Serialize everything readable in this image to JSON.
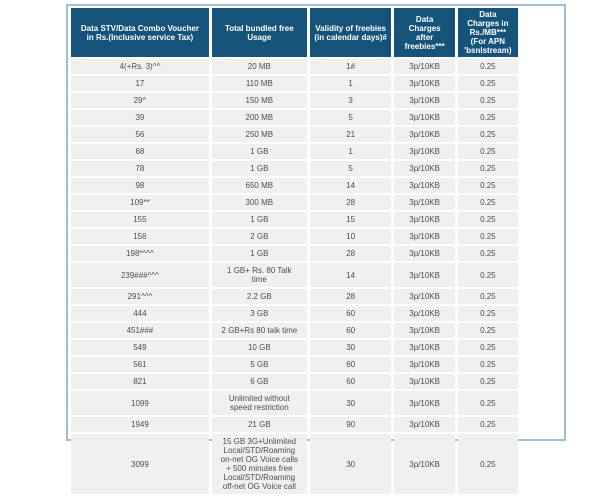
{
  "colors": {
    "page_background": "#ffffff",
    "header_background": "#15537a",
    "header_text": "#ffffff",
    "cell_background": "#f0f0ef",
    "cell_text": "#4d4d4d",
    "table_border": "#a3bdd3"
  },
  "table": {
    "columns": [
      "Data STV/Data Combo Voucher\nin Rs.(Inclusive service Tax)",
      "Total bundled free\nUsage",
      "Validity of freebies\n(in calendar days)#",
      "Data\nCharges\nafter\nfreebies***",
      "Data\nCharges in\nRs./MB***\n(For APN\n'bsnlstream)"
    ],
    "rows": [
      {
        "voucher": "4(+Rs. 3)^^",
        "usage": "20 MB",
        "validity": "1#",
        "charges_after": "3p/10KB",
        "charges_mb": "0.25"
      },
      {
        "voucher": "17",
        "usage": "110 MB",
        "validity": "1",
        "charges_after": "3p/10KB",
        "charges_mb": "0.25"
      },
      {
        "voucher": "29^",
        "usage": "150 MB",
        "validity": "3",
        "charges_after": "3p/10KB",
        "charges_mb": "0.25"
      },
      {
        "voucher": "39",
        "usage": "200 MB",
        "validity": "5",
        "charges_after": "3p/10KB",
        "charges_mb": "0.25"
      },
      {
        "voucher": "56",
        "usage": "250 MB",
        "validity": "21",
        "charges_after": "3p/10KB",
        "charges_mb": "0.25"
      },
      {
        "voucher": "68",
        "usage": "1 GB",
        "validity": "1",
        "charges_after": "3p/10KB",
        "charges_mb": "0.25"
      },
      {
        "voucher": "78",
        "usage": "1 GB",
        "validity": "5",
        "charges_after": "3p/10KB",
        "charges_mb": "0.25"
      },
      {
        "voucher": "98",
        "usage": "650 MB",
        "validity": "14",
        "charges_after": "3p/10KB",
        "charges_mb": "0.25"
      },
      {
        "voucher": "109**",
        "usage": "300 MB",
        "validity": "28",
        "charges_after": "3p/10KB",
        "charges_mb": "0.25"
      },
      {
        "voucher": "155",
        "usage": "1 GB",
        "validity": "15",
        "charges_after": "3p/10KB",
        "charges_mb": "0.25"
      },
      {
        "voucher": "156",
        "usage": "2 GB",
        "validity": "10",
        "charges_after": "3p/10KB",
        "charges_mb": "0.25"
      },
      {
        "voucher": "198*^^^",
        "usage": "1 GB",
        "validity": "28",
        "charges_after": "3p/10KB",
        "charges_mb": "0.25"
      },
      {
        "voucher": "239###^^^",
        "usage": "1 GB+ Rs. 80 Talk\ntime",
        "validity": "14",
        "charges_after": "3p/10KB",
        "charges_mb": "0.25"
      },
      {
        "voucher": "291^^^",
        "usage": "2.2 GB",
        "validity": "28",
        "charges_after": "3p/10KB",
        "charges_mb": "0.25"
      },
      {
        "voucher": "444",
        "usage": "3 GB",
        "validity": "60",
        "charges_after": "3p/10KB",
        "charges_mb": "0.25"
      },
      {
        "voucher": "451###",
        "usage": "2 GB+Rs 80 talk time",
        "validity": "60",
        "charges_after": "3p/10KB",
        "charges_mb": "0.25"
      },
      {
        "voucher": "549",
        "usage": "10 GB",
        "validity": "30",
        "charges_after": "3p/10KB",
        "charges_mb": "0.25"
      },
      {
        "voucher": "561",
        "usage": "5 GB",
        "validity": "60",
        "charges_after": "3p/10KB",
        "charges_mb": "0.25"
      },
      {
        "voucher": "821",
        "usage": "6 GB",
        "validity": "60",
        "charges_after": "3p/10KB",
        "charges_mb": "0.25"
      },
      {
        "voucher": "1099",
        "usage": "Unlimited without\nspeed restriction",
        "validity": "30",
        "charges_after": "3p/10KB",
        "charges_mb": "0.25"
      },
      {
        "voucher": "1949",
        "usage": "21 GB",
        "validity": "90",
        "charges_after": "3p/10KB",
        "charges_mb": "0.25"
      },
      {
        "voucher": "3099",
        "usage": "15 GB 3G+Unlimited\nLocal/STD/Roaming\non-net OG Voice calls\n+ 500 minutes free\nLocal/STD/Roaming\noff-net OG Voice call",
        "validity": "30",
        "charges_after": "3p/10KB",
        "charges_mb": "0.25"
      }
    ]
  }
}
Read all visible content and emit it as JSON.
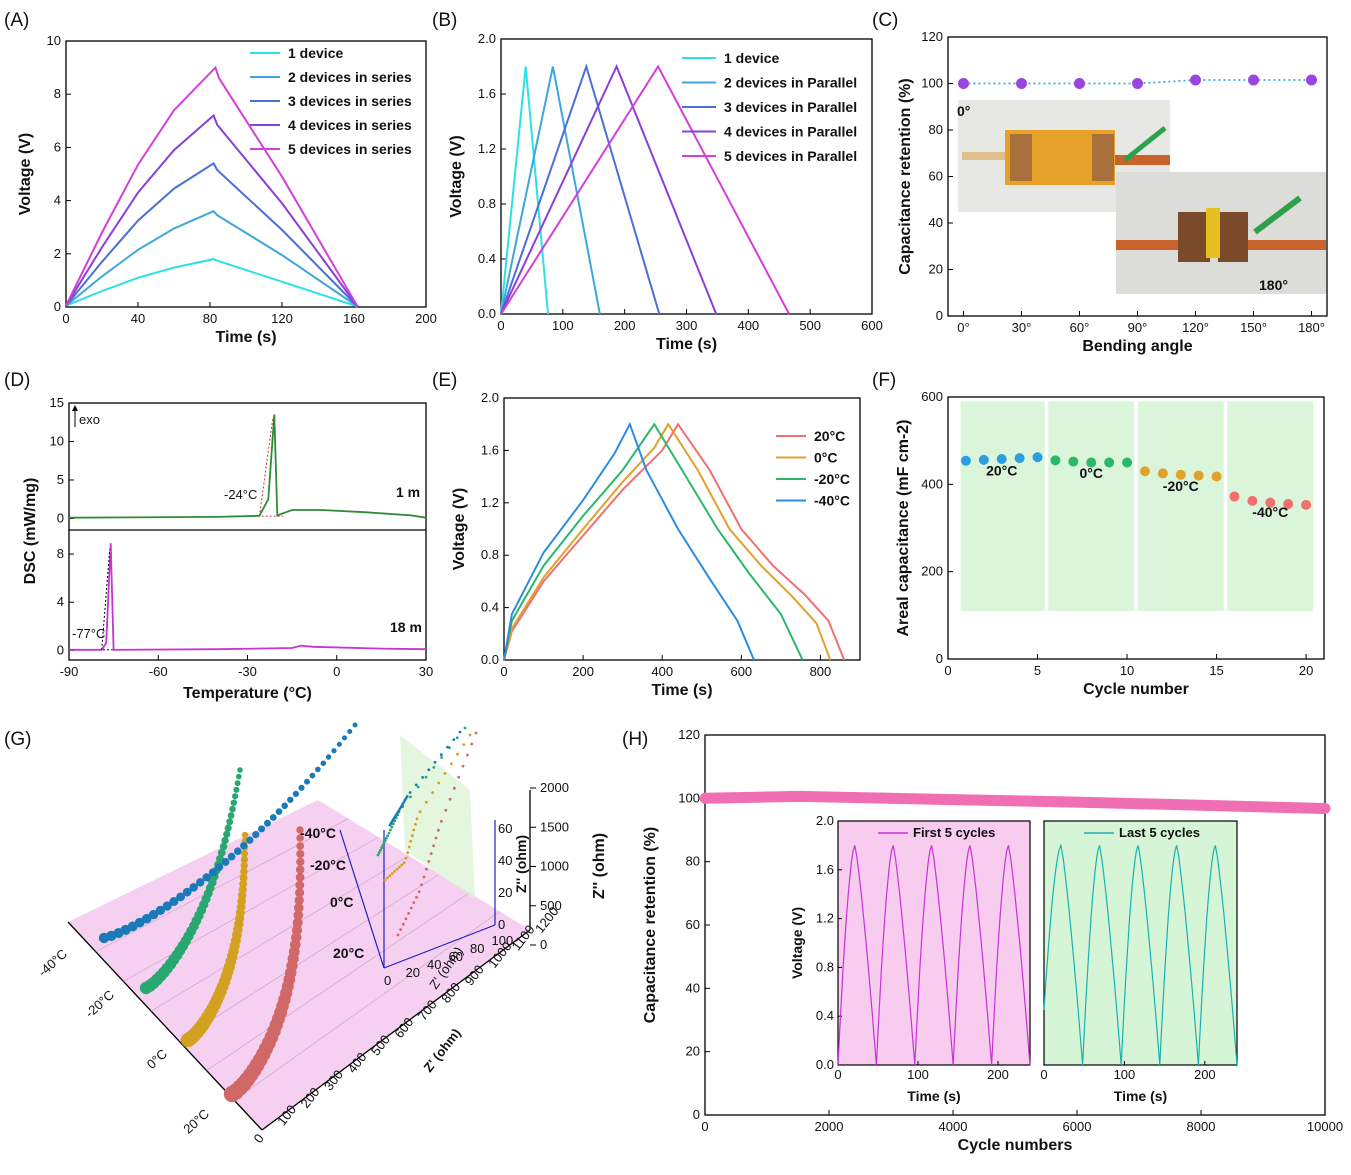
{
  "panel_labels": [
    "(A)",
    "(B)",
    "(C)",
    "(D)",
    "(E)",
    "(F)",
    "(G)",
    "(H)"
  ],
  "chart_data": [
    {
      "id": "A",
      "type": "line",
      "xlabel": "Time (s)",
      "ylabel": "Voltage (V)",
      "xlim": [
        0,
        200
      ],
      "ylim": [
        0,
        10
      ],
      "xticks": [
        0,
        40,
        80,
        120,
        160,
        200
      ],
      "yticks": [
        0,
        2,
        4,
        6,
        8,
        10
      ],
      "legend_position": "top-right",
      "series": [
        {
          "name": "1 device",
          "color": "#2de0e6",
          "points": [
            [
              0,
              0.05
            ],
            [
              20,
              0.6
            ],
            [
              40,
              1.1
            ],
            [
              60,
              1.48
            ],
            [
              82,
              1.8
            ],
            [
              84,
              1.74
            ],
            [
              120,
              0.95
            ],
            [
              162,
              0.02
            ]
          ]
        },
        {
          "name": "2 devices in series",
          "color": "#3ea6dc",
          "points": [
            [
              0,
              0.05
            ],
            [
              20,
              1.15
            ],
            [
              40,
              2.15
            ],
            [
              60,
              2.95
            ],
            [
              82,
              3.6
            ],
            [
              84,
              3.45
            ],
            [
              120,
              1.95
            ],
            [
              162,
              0.02
            ]
          ]
        },
        {
          "name": "3 devices in series",
          "color": "#4a6fd8",
          "points": [
            [
              0,
              0.05
            ],
            [
              20,
              1.7
            ],
            [
              40,
              3.25
            ],
            [
              60,
              4.45
            ],
            [
              82,
              5.4
            ],
            [
              84,
              5.15
            ],
            [
              120,
              2.9
            ],
            [
              162,
              0.02
            ]
          ]
        },
        {
          "name": "4 devices in series",
          "color": "#8a3fd8",
          "points": [
            [
              0,
              0.05
            ],
            [
              20,
              2.25
            ],
            [
              40,
              4.3
            ],
            [
              60,
              5.9
            ],
            [
              82,
              7.2
            ],
            [
              84,
              6.85
            ],
            [
              120,
              3.9
            ],
            [
              162,
              0.02
            ]
          ]
        },
        {
          "name": "5 devices in series",
          "color": "#d43fd8",
          "points": [
            [
              0,
              0.05
            ],
            [
              20,
              2.8
            ],
            [
              40,
              5.35
            ],
            [
              60,
              7.4
            ],
            [
              83,
              9.0
            ],
            [
              85,
              8.6
            ],
            [
              120,
              4.9
            ],
            [
              162,
              0.02
            ]
          ]
        }
      ]
    },
    {
      "id": "B",
      "type": "line",
      "xlabel": "Time (s)",
      "ylabel": "Voltage (V)",
      "xlim": [
        0,
        600
      ],
      "ylim": [
        0,
        2.0
      ],
      "xticks": [
        0,
        100,
        200,
        300,
        400,
        500,
        600
      ],
      "yticks": [
        0.0,
        0.4,
        0.8,
        1.2,
        1.6,
        2.0
      ],
      "legend_position": "top-right",
      "series": [
        {
          "name": "1 device",
          "color": "#2de0e6",
          "points": [
            [
              0,
              0
            ],
            [
              40,
              1.8
            ],
            [
              76,
              0
            ]
          ]
        },
        {
          "name": "2 devices in Parallel",
          "color": "#3ea6dc",
          "points": [
            [
              0,
              0
            ],
            [
              84,
              1.8
            ],
            [
              160,
              0
            ]
          ]
        },
        {
          "name": "3 devices in Parallel",
          "color": "#4a6fd8",
          "points": [
            [
              0,
              0
            ],
            [
              138,
              1.8
            ],
            [
              256,
              0
            ]
          ]
        },
        {
          "name": "4 devices in Parallel",
          "color": "#8a3fd8",
          "points": [
            [
              0,
              0
            ],
            [
              187,
              1.8
            ],
            [
              348,
              0
            ]
          ]
        },
        {
          "name": "5 devices in Parallel",
          "color": "#d43fd8",
          "points": [
            [
              0,
              0
            ],
            [
              254,
              1.8
            ],
            [
              466,
              0
            ]
          ]
        }
      ]
    },
    {
      "id": "C",
      "type": "scatter",
      "xlabel": "Bending angle",
      "ylabel": "Capacitance retention (%)",
      "xlim": [
        -8,
        188
      ],
      "ylim": [
        0,
        120
      ],
      "xticks": [
        0,
        30,
        60,
        90,
        120,
        150,
        180
      ],
      "xticklabels": [
        "0°",
        "30°",
        "60°",
        "90°",
        "120°",
        "150°",
        "180°"
      ],
      "yticks": [
        0,
        20,
        40,
        60,
        80,
        100,
        120
      ],
      "series": [
        {
          "color": "#9a45e0",
          "x": [
            0,
            30,
            60,
            90,
            120,
            150,
            180
          ],
          "y": [
            100,
            100,
            100,
            100,
            101.5,
            101.5,
            101.5
          ]
        }
      ],
      "photo_labels": [
        "0°",
        "180°"
      ]
    },
    {
      "id": "D",
      "type": "line",
      "xlabel": "Temperature (°C)",
      "ylabel": "DSC (mW/mg)",
      "xlim": [
        -90,
        30
      ],
      "xticks": [
        -90,
        -60,
        -30,
        0,
        30
      ],
      "top": {
        "ylim": [
          -1.5,
          15
        ],
        "yticks": [
          0,
          5,
          10,
          15
        ],
        "label": "1 m",
        "annotation": "-24°C",
        "exo": "exo",
        "color": "#2e8b3a",
        "points": [
          [
            -90,
            0.1
          ],
          [
            -40,
            0.2
          ],
          [
            -26,
            0.35
          ],
          [
            -23,
            2.5
          ],
          [
            -21,
            13.5
          ],
          [
            -20,
            0.4
          ],
          [
            -15,
            1.1
          ],
          [
            -5,
            1.1
          ],
          [
            10,
            0.8
          ],
          [
            25,
            0.4
          ],
          [
            30,
            0.1
          ]
        ]
      },
      "bottom": {
        "ylim": [
          -0.8,
          10
        ],
        "yticks": [
          0,
          4,
          8
        ],
        "label": "18 m",
        "annotation": "-77°C",
        "color": "#c634d4",
        "points": [
          [
            -90,
            0.05
          ],
          [
            -79,
            0.05
          ],
          [
            -77.5,
            0.6
          ],
          [
            -76,
            8.9
          ],
          [
            -75,
            0.05
          ],
          [
            -40,
            0.1
          ],
          [
            -15,
            0.2
          ],
          [
            -12,
            0.4
          ],
          [
            -8,
            0.3
          ],
          [
            15,
            0.15
          ],
          [
            30,
            0.1
          ]
        ]
      }
    },
    {
      "id": "E",
      "type": "line",
      "xlabel": "Time (s)",
      "ylabel": "Voltage (V)",
      "xlim": [
        0,
        900
      ],
      "ylim": [
        0,
        2.0
      ],
      "xticks": [
        0,
        200,
        400,
        600,
        800
      ],
      "yticks": [
        0.0,
        0.4,
        0.8,
        1.2,
        1.6,
        2.0
      ],
      "legend_position": "top-right",
      "series": [
        {
          "name": "20°C",
          "color": "#f07070",
          "points": [
            [
              0,
              0
            ],
            [
              20,
              0.22
            ],
            [
              100,
              0.6
            ],
            [
              200,
              0.95
            ],
            [
              300,
              1.3
            ],
            [
              400,
              1.6
            ],
            [
              440,
              1.8
            ],
            [
              520,
              1.45
            ],
            [
              600,
              1.0
            ],
            [
              680,
              0.72
            ],
            [
              760,
              0.5
            ],
            [
              820,
              0.3
            ],
            [
              860,
              0
            ]
          ]
        },
        {
          "name": "0°C",
          "color": "#e0a22a",
          "points": [
            [
              0,
              0
            ],
            [
              20,
              0.24
            ],
            [
              100,
              0.63
            ],
            [
              200,
              1.0
            ],
            [
              300,
              1.36
            ],
            [
              380,
              1.62
            ],
            [
              415,
              1.8
            ],
            [
              490,
              1.45
            ],
            [
              570,
              1.0
            ],
            [
              650,
              0.72
            ],
            [
              730,
              0.48
            ],
            [
              790,
              0.28
            ],
            [
              825,
              0
            ]
          ]
        },
        {
          "name": "-20°C",
          "color": "#2cb86a",
          "points": [
            [
              0,
              0
            ],
            [
              20,
              0.3
            ],
            [
              100,
              0.72
            ],
            [
              200,
              1.1
            ],
            [
              300,
              1.45
            ],
            [
              380,
              1.8
            ],
            [
              460,
              1.4
            ],
            [
              540,
              1.0
            ],
            [
              620,
              0.66
            ],
            [
              700,
              0.35
            ],
            [
              755,
              0
            ]
          ]
        },
        {
          "name": "-40°C",
          "color": "#2a8de0",
          "points": [
            [
              0,
              0
            ],
            [
              20,
              0.35
            ],
            [
              100,
              0.82
            ],
            [
              200,
              1.22
            ],
            [
              280,
              1.58
            ],
            [
              318,
              1.8
            ],
            [
              360,
              1.45
            ],
            [
              440,
              1.0
            ],
            [
              520,
              0.62
            ],
            [
              590,
              0.3
            ],
            [
              632,
              0
            ]
          ]
        }
      ]
    },
    {
      "id": "F",
      "type": "scatter",
      "xlabel": "Cycle number",
      "ylabel": "Areal capacitance (mF cm-2)",
      "xlim": [
        0,
        21
      ],
      "ylim": [
        0,
        600
      ],
      "xticks": [
        0,
        5,
        10,
        15,
        20
      ],
      "yticks": [
        0,
        200,
        400,
        600
      ],
      "series": [
        {
          "name": "20°C",
          "color": "#2a9ee0",
          "x": [
            1,
            2,
            3,
            4,
            5
          ],
          "y": [
            454,
            456,
            458,
            460,
            462
          ]
        },
        {
          "name": "0°C",
          "color": "#2cb86a",
          "x": [
            6,
            7,
            8,
            9,
            10
          ],
          "y": [
            455,
            452,
            450,
            450,
            450
          ]
        },
        {
          "name": "-20°C",
          "color": "#e0a22a",
          "x": [
            11,
            12,
            13,
            14,
            15
          ],
          "y": [
            430,
            425,
            422,
            420,
            418
          ]
        },
        {
          "name": "-40°C",
          "color": "#f07070",
          "x": [
            16,
            17,
            18,
            19,
            20
          ],
          "y": [
            372,
            362,
            358,
            355,
            353
          ]
        }
      ],
      "segment_labels": [
        "20°C",
        "0°C",
        "-20°C",
        "-40°C"
      ]
    },
    {
      "id": "G",
      "type": "scatter",
      "xlabel": "Z' (ohm)",
      "ylabel": "Z'' (ohm)",
      "xticks": [
        0,
        100,
        200,
        300,
        400,
        500,
        600,
        700,
        800,
        900,
        1000,
        1100,
        1200
      ],
      "zticks": [
        0,
        500,
        1000,
        1500,
        2000
      ],
      "categories": [
        "20°C",
        "0°C",
        "-20°C",
        "-40°C"
      ],
      "colors": [
        "#d06868",
        "#d4a020",
        "#28a870",
        "#1a7ab8"
      ],
      "inset": {
        "xticks": [
          0,
          20,
          40,
          60,
          80,
          100
        ],
        "yticks": [
          0,
          20,
          40,
          60
        ],
        "xlabel": "Z' (ohm)",
        "ylabel": "Z'' (ohm)",
        "labels": [
          "-40°C",
          "-20°C",
          "0°C",
          "20°C"
        ]
      }
    },
    {
      "id": "H",
      "type": "scatter",
      "xlabel": "Cycle numbers",
      "ylabel": "Capacitance retention (%)",
      "xlim": [
        0,
        10000
      ],
      "ylim": [
        0,
        120
      ],
      "xticks": [
        0,
        2000,
        4000,
        6000,
        8000,
        10000
      ],
      "yticks": [
        0,
        20,
        40,
        60,
        80,
        100,
        120
      ],
      "series": [
        {
          "color": "#f06fb4",
          "points": [
            [
              0,
              100
            ],
            [
              1500,
              100.6
            ],
            [
              4000,
              99.6
            ],
            [
              6000,
              98.8
            ],
            [
              8000,
              97.8
            ],
            [
              10000,
              96.8
            ]
          ]
        }
      ],
      "insets": [
        {
          "name": "First 5 cycles",
          "color": "#c634d4",
          "xlim": [
            0,
            240
          ],
          "ylim": [
            0,
            2.0
          ],
          "xticks": [
            0,
            100,
            200
          ],
          "yticks": [
            0.0,
            0.4,
            0.8,
            1.2,
            1.6,
            2.0
          ],
          "xlabel": "Time (s)",
          "ylabel": "Voltage (V)",
          "cycles": [
            [
              0,
              21,
              48
            ],
            [
              48,
              69,
              96
            ],
            [
              96,
              117,
              144
            ],
            [
              144,
              165,
              192
            ],
            [
              192,
              213,
              240
            ]
          ]
        },
        {
          "name": "Last 5 cycles",
          "color": "#19b2b2",
          "xlim": [
            0,
            240
          ],
          "ylim": [
            0,
            2.0
          ],
          "xticks": [
            0,
            100,
            200
          ],
          "xlabel": "Time (s)",
          "cycles": [
            [
              0,
              21,
              48
            ],
            [
              48,
              69,
              96
            ],
            [
              96,
              117,
              144
            ],
            [
              144,
              165,
              192
            ],
            [
              192,
              213,
              240
            ]
          ]
        }
      ]
    }
  ]
}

··········

Goal - Search the listing for the word "Parallel". Copy every line in which it occurs.

Worked solution -
          "name": "2 devices in Parallel",
          "name": "3 devices in Parallel",
          "name": "4 devices in Parallel",
          "name": "5 devices in Parallel",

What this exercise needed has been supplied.